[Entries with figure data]
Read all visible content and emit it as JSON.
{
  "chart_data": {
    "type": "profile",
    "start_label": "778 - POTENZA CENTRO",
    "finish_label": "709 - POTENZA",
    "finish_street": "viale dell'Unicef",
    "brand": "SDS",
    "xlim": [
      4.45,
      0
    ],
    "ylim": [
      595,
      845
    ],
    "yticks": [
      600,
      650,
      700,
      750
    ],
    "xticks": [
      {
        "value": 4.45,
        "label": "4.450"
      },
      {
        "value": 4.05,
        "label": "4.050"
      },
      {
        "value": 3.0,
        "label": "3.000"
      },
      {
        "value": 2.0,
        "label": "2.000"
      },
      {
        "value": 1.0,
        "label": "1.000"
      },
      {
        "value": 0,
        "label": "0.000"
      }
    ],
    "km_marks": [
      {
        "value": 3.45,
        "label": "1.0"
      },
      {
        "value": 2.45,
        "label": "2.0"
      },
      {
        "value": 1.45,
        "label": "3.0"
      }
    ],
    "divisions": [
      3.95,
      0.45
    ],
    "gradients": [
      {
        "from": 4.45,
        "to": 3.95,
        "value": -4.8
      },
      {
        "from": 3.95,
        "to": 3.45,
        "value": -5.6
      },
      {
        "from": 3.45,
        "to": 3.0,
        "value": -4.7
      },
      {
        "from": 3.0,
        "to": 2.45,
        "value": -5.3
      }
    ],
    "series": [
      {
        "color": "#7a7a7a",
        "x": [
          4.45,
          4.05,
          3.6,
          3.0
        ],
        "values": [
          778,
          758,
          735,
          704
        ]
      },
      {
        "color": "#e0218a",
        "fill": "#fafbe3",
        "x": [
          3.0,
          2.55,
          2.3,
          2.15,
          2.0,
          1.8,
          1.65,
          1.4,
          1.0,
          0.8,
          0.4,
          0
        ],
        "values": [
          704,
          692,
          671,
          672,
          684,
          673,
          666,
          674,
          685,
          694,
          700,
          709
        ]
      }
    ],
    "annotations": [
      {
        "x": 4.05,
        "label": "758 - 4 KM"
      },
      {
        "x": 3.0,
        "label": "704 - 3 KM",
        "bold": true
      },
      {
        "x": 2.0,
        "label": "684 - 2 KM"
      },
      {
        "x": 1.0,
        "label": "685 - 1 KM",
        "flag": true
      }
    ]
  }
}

---

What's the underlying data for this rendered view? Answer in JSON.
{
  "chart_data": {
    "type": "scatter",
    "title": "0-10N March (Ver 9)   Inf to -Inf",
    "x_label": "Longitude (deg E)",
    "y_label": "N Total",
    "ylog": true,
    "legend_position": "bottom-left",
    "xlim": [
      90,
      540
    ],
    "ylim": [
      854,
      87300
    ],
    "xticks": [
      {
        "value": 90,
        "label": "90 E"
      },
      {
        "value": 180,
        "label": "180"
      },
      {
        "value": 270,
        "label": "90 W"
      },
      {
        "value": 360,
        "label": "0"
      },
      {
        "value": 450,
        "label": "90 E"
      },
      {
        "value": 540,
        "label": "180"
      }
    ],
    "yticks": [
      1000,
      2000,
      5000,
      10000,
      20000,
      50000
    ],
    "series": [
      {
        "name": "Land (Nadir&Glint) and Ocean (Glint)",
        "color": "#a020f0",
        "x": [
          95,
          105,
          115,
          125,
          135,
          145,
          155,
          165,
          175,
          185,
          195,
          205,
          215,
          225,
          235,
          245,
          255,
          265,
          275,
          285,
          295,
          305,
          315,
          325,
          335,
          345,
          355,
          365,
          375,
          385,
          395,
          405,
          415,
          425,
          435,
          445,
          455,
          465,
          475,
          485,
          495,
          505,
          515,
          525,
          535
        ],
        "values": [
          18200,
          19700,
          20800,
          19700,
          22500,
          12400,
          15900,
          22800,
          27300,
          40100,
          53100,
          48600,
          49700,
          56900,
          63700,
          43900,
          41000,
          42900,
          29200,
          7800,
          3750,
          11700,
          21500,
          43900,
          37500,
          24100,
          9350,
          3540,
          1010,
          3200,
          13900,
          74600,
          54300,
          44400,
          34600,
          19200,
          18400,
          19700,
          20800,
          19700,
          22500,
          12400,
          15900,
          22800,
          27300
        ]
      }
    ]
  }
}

---

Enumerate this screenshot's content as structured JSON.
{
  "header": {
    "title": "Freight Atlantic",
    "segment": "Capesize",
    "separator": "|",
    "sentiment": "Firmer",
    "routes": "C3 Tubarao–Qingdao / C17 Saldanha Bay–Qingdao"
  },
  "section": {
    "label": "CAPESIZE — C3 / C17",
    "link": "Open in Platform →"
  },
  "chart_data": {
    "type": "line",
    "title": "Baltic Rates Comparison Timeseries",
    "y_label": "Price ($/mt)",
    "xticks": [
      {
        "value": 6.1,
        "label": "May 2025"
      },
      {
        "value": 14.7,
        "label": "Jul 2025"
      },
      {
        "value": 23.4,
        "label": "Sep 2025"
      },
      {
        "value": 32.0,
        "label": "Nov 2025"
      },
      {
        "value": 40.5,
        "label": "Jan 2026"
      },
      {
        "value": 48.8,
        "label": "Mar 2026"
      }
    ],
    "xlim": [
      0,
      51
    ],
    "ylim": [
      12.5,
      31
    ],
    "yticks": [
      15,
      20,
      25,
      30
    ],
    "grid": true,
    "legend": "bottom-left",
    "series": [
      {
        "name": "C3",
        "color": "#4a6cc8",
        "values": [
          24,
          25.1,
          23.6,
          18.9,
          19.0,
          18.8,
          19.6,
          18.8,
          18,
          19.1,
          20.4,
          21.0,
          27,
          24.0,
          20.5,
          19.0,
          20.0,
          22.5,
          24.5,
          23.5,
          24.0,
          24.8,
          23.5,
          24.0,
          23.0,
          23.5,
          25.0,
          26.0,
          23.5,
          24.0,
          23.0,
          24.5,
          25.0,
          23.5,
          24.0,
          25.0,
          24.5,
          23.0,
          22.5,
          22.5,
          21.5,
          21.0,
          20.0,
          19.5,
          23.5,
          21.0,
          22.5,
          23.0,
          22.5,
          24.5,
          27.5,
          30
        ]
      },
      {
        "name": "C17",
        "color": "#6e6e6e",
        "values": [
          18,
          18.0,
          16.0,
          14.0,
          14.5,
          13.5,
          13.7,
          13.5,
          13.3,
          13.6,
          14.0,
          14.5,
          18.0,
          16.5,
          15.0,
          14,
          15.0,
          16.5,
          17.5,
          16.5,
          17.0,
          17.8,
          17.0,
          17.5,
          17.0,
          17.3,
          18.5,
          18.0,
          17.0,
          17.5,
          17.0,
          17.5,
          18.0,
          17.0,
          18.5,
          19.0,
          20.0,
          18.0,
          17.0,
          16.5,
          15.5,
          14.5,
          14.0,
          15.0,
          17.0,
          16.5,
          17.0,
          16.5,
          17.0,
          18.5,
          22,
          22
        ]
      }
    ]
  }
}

• TASK REQUIREMENTS:
Give the count of lines in the listing that hold the word "title", with no other text.

• TASK OUTPUT:
3